(Items listed in a dataset)

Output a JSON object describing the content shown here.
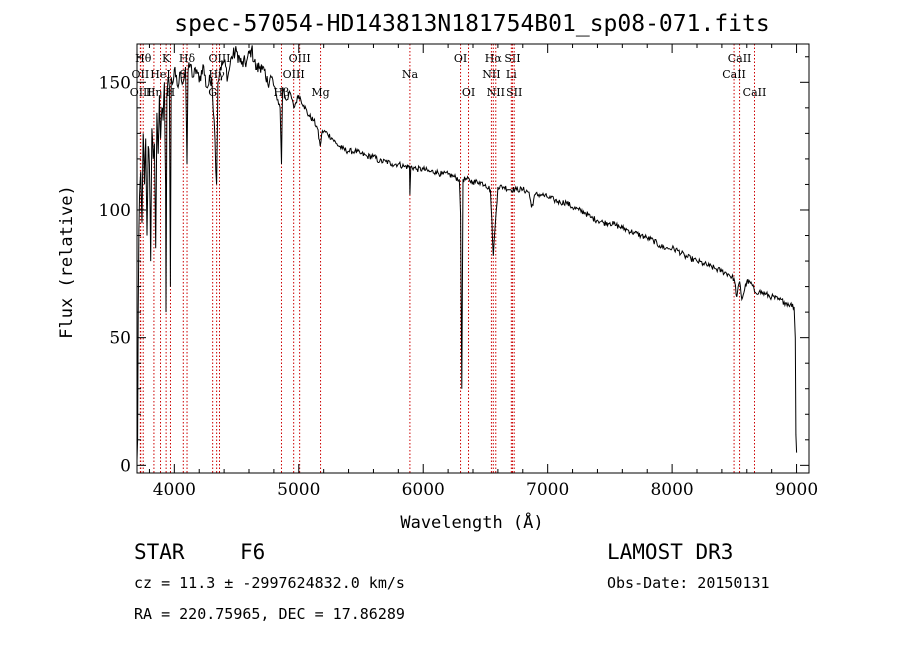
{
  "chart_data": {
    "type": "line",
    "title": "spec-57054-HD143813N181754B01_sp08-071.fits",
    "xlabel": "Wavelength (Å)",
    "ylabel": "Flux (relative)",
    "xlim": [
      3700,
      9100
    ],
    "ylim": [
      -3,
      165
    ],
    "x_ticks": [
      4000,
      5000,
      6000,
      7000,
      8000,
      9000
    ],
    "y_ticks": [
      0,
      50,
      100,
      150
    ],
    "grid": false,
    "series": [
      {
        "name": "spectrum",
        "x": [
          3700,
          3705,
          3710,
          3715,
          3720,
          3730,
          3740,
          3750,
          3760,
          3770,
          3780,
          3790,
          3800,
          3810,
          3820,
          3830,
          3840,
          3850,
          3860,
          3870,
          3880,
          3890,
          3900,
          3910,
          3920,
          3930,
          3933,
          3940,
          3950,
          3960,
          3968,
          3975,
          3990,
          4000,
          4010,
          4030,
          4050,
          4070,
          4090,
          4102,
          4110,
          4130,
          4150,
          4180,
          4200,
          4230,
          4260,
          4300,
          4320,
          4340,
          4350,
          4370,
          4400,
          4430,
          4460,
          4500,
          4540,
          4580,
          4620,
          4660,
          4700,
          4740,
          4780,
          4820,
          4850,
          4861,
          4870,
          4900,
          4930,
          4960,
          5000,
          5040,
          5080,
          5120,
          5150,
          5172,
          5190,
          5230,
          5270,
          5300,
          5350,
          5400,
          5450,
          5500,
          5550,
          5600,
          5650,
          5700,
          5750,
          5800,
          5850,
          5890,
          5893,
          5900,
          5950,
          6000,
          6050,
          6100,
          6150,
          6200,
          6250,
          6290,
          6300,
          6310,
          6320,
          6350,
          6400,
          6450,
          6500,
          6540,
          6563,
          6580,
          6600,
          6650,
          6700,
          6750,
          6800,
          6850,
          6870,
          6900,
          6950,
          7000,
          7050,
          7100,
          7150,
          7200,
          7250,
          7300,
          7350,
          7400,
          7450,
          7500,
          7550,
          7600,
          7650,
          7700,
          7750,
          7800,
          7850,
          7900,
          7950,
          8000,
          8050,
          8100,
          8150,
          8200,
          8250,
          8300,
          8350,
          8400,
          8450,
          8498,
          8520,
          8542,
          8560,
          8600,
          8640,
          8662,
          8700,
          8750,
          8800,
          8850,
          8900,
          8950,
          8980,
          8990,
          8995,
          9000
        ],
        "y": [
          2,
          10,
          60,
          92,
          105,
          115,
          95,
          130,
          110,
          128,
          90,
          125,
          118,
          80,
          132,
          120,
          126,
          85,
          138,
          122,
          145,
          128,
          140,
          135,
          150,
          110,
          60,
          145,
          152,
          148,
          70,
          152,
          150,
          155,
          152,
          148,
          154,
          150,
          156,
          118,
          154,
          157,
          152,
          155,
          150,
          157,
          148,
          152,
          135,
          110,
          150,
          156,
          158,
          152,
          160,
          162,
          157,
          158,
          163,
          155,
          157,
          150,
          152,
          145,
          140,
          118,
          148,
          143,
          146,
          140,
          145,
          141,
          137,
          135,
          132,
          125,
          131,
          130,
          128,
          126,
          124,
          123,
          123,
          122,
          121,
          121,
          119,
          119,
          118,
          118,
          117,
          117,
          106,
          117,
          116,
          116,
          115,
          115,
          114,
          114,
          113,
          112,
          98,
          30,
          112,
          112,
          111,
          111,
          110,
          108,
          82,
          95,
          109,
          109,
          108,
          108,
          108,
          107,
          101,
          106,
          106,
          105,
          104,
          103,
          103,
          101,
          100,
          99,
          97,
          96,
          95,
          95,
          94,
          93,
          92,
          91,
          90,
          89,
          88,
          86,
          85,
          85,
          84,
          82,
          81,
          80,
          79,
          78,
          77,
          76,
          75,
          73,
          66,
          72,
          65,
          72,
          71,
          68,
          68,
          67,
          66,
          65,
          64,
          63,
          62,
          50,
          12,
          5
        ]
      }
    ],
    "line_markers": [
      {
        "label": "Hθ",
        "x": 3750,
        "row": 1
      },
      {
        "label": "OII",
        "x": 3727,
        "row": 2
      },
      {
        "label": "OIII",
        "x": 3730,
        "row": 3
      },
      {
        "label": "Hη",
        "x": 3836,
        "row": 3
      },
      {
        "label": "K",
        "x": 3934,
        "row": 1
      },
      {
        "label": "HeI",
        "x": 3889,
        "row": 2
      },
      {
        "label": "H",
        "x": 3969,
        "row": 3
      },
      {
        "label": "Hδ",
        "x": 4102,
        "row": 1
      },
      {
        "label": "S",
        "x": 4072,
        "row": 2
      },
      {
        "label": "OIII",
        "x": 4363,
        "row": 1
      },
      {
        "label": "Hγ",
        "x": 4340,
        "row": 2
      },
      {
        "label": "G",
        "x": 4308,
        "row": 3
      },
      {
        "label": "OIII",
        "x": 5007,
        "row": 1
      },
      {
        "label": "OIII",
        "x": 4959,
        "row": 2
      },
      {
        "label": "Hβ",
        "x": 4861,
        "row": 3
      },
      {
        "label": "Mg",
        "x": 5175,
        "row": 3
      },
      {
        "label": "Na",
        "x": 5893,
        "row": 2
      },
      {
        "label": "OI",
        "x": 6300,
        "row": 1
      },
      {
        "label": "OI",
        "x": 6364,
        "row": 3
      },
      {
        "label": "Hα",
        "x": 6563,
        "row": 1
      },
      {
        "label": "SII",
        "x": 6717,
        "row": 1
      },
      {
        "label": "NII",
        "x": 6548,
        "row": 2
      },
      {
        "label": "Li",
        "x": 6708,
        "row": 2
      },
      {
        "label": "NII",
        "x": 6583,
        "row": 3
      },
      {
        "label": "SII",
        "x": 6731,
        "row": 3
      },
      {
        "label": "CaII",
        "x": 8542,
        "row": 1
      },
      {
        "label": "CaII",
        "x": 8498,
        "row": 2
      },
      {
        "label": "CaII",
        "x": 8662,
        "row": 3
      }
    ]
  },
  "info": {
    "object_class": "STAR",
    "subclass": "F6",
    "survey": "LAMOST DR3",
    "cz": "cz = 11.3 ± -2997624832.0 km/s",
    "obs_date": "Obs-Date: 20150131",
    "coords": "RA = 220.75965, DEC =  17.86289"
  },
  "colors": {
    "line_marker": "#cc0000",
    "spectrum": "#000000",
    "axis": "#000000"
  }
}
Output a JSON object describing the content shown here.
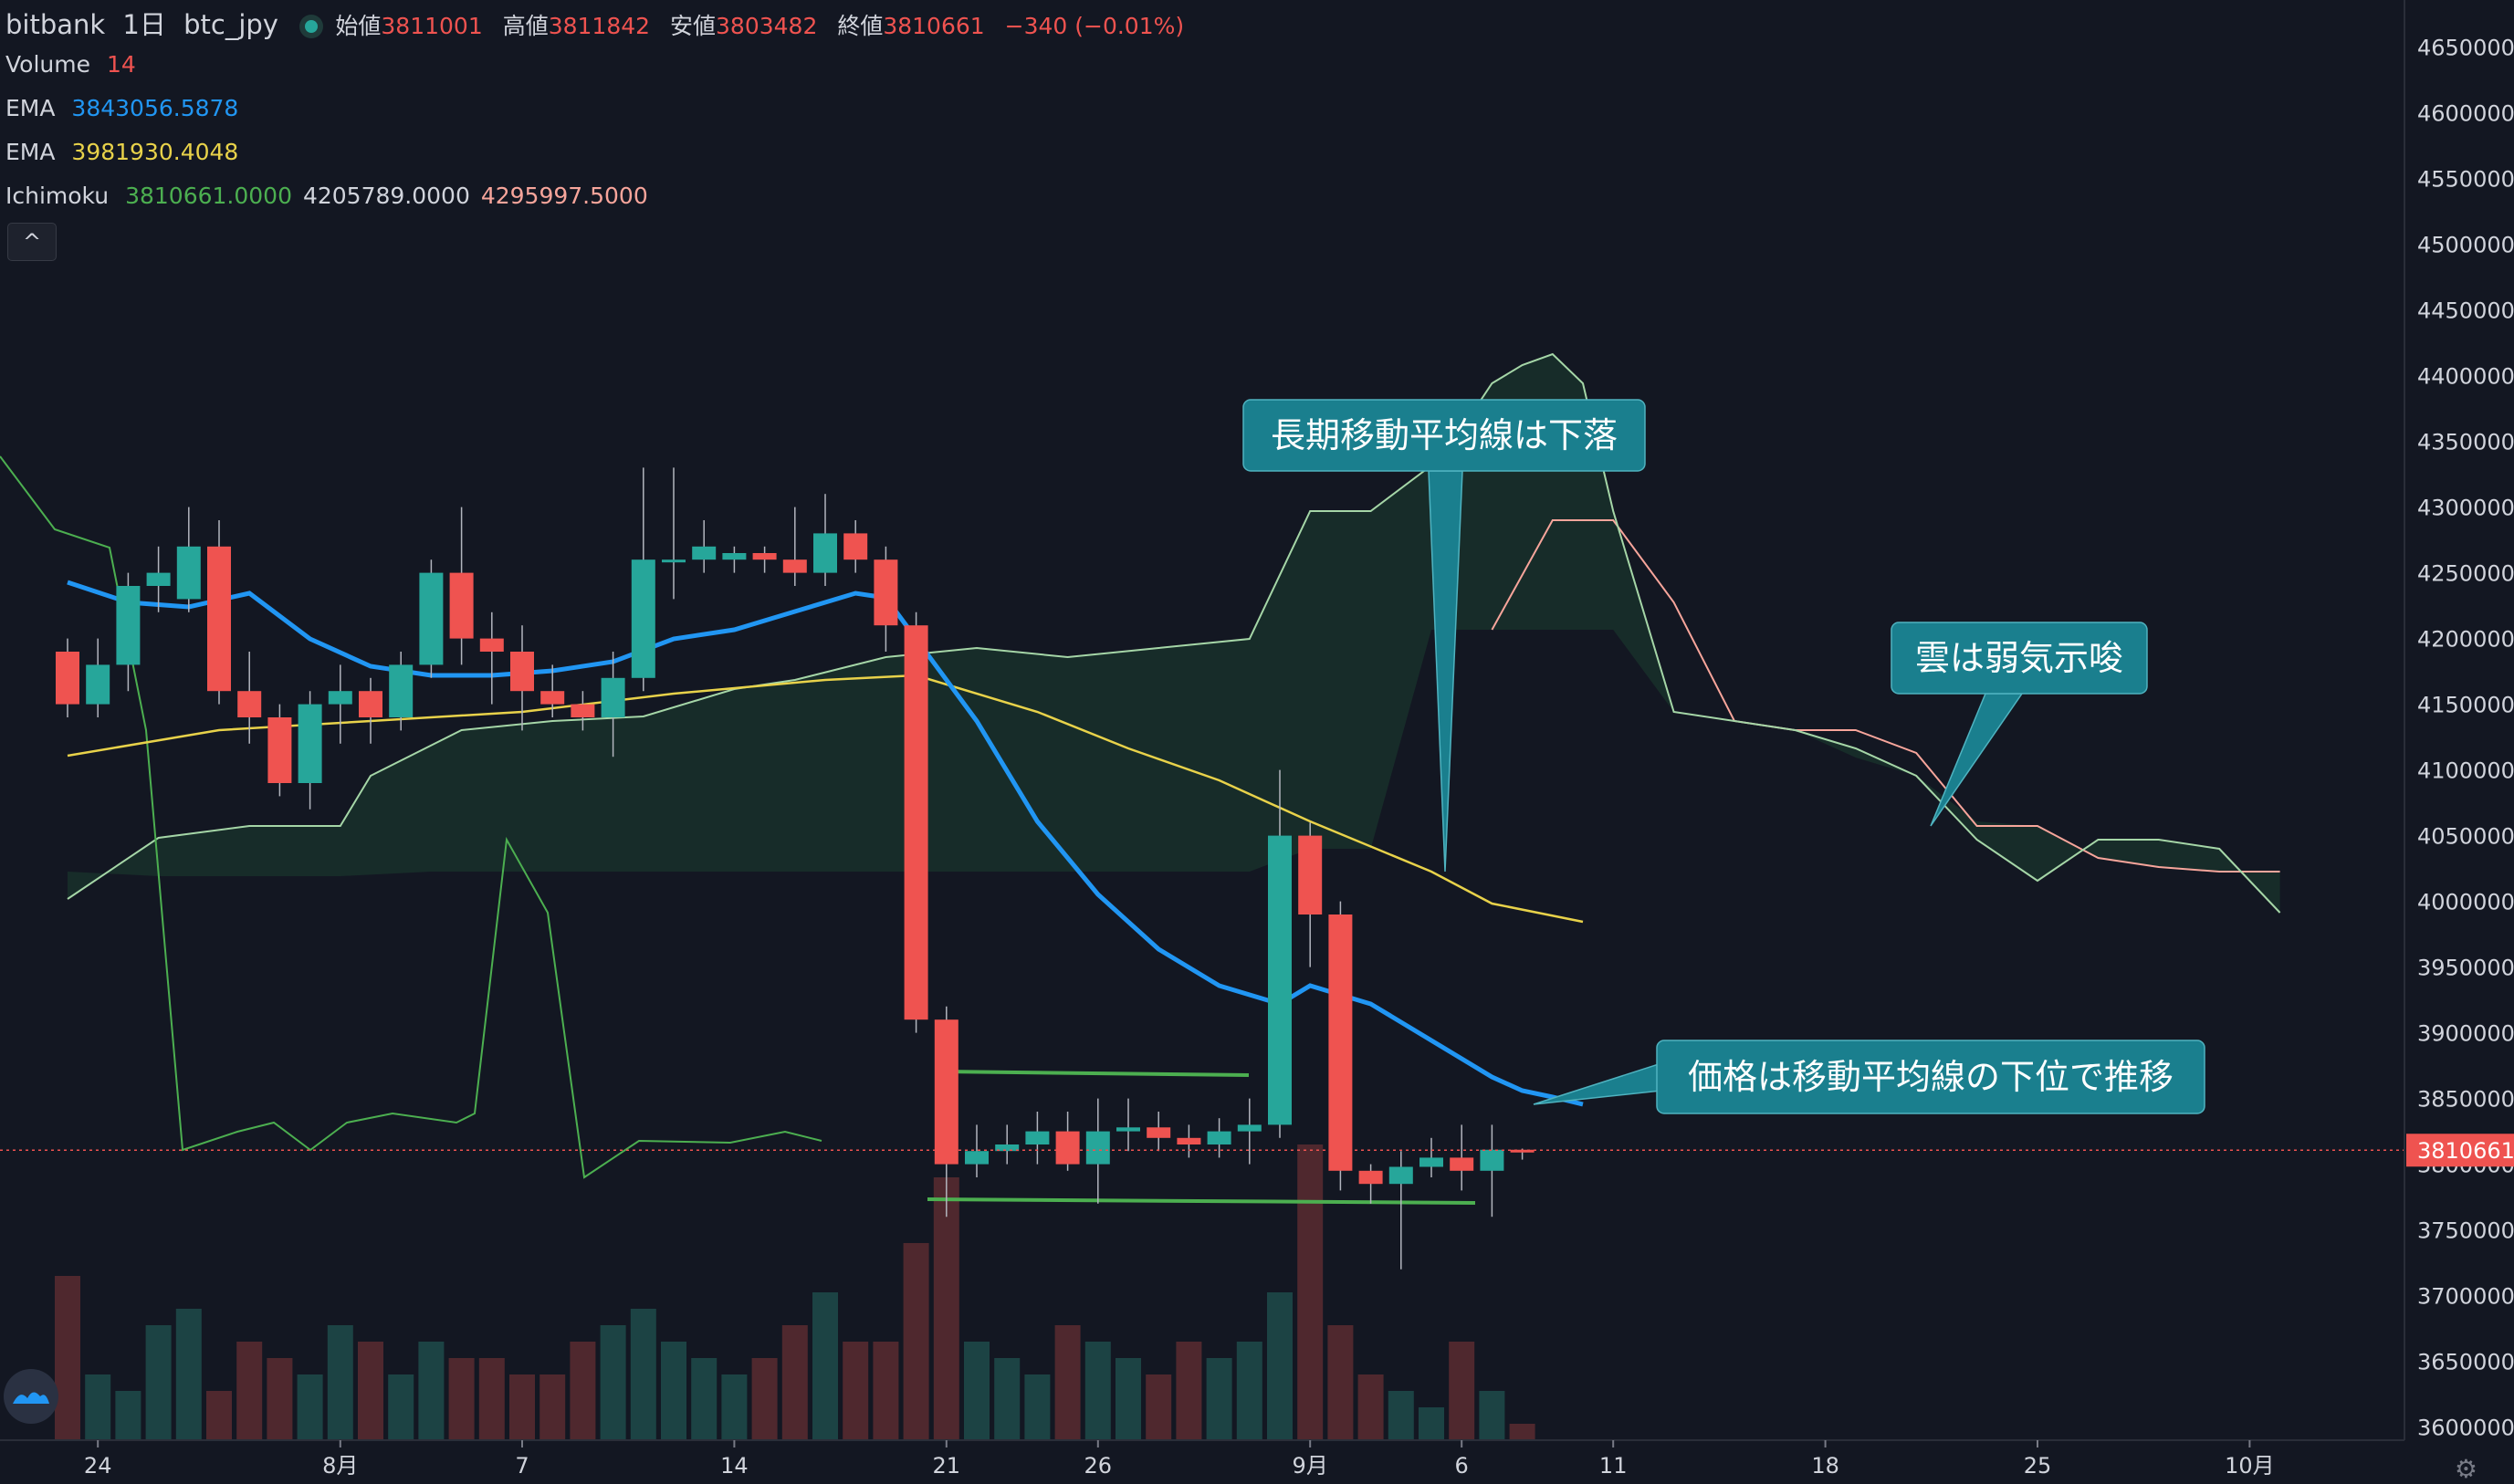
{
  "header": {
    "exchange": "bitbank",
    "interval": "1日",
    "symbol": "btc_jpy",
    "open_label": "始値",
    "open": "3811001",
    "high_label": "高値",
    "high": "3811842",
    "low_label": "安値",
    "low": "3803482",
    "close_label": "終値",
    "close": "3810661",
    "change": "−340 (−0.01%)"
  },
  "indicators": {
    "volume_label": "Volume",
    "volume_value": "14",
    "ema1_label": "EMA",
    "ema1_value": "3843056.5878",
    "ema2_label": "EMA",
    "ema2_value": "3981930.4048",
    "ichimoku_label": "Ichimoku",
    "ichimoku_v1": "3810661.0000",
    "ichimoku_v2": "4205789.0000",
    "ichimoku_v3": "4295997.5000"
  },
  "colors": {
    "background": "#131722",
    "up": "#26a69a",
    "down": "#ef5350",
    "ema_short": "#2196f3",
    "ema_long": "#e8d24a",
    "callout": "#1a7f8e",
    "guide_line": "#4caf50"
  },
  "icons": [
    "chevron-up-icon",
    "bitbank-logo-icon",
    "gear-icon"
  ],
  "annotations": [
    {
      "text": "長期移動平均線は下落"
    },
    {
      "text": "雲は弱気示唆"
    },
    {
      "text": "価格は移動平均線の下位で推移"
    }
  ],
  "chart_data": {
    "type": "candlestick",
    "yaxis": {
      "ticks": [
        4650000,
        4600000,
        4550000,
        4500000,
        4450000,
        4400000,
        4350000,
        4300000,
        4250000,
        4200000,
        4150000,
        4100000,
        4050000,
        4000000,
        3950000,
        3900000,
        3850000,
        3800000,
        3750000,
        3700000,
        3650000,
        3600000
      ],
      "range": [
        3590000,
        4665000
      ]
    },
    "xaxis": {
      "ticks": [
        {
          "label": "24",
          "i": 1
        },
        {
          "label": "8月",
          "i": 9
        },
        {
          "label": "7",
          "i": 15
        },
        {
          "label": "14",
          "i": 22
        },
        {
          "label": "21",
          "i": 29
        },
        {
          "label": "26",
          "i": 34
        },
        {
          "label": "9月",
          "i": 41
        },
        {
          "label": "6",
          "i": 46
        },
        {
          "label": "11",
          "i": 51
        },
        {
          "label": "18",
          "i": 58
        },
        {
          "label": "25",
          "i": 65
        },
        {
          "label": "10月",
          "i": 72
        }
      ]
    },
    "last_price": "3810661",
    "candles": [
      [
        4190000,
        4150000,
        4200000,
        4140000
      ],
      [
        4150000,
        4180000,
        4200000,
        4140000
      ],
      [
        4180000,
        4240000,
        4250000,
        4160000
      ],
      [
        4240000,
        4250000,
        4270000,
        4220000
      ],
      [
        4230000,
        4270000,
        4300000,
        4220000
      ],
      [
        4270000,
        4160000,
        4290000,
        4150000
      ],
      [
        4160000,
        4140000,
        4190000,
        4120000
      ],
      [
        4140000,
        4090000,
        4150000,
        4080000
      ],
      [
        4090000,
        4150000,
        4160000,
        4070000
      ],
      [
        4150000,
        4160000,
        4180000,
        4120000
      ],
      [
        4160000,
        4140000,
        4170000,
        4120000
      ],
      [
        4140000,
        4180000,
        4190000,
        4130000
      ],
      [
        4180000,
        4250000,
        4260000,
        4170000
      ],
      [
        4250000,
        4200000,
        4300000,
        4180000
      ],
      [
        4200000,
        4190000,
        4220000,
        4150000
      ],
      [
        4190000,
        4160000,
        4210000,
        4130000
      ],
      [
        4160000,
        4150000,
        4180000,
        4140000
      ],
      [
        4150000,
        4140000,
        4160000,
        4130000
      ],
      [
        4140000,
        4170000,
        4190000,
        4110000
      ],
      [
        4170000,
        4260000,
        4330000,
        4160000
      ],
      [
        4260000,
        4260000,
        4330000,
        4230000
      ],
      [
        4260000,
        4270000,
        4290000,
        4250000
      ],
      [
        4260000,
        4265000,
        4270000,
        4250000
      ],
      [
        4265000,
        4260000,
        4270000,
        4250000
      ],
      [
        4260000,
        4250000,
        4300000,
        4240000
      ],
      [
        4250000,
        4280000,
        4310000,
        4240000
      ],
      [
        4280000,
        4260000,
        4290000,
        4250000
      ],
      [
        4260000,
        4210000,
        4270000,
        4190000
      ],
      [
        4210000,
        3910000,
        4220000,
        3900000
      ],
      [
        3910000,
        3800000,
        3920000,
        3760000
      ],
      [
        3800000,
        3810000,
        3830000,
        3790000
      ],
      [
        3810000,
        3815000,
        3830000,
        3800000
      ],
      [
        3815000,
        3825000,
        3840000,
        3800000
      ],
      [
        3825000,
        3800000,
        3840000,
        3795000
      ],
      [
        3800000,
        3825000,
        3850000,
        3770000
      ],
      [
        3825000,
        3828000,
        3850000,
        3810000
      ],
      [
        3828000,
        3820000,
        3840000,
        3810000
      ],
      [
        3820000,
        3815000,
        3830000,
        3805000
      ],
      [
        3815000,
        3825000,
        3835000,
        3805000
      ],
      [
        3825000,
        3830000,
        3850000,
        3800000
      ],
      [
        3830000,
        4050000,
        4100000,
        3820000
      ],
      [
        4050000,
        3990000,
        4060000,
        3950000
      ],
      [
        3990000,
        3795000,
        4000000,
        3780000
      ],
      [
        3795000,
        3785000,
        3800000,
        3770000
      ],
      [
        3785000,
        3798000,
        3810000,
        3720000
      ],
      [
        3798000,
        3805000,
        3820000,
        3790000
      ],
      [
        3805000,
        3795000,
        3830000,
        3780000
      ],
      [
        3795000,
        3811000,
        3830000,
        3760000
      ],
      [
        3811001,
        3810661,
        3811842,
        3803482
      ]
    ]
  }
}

**What you have to do**:
Scan the material above for the word "bitbank". Copy each line where it occurs.

**Expected answer**:
    "exchange": "bitbank",
    "bitbank-logo-icon",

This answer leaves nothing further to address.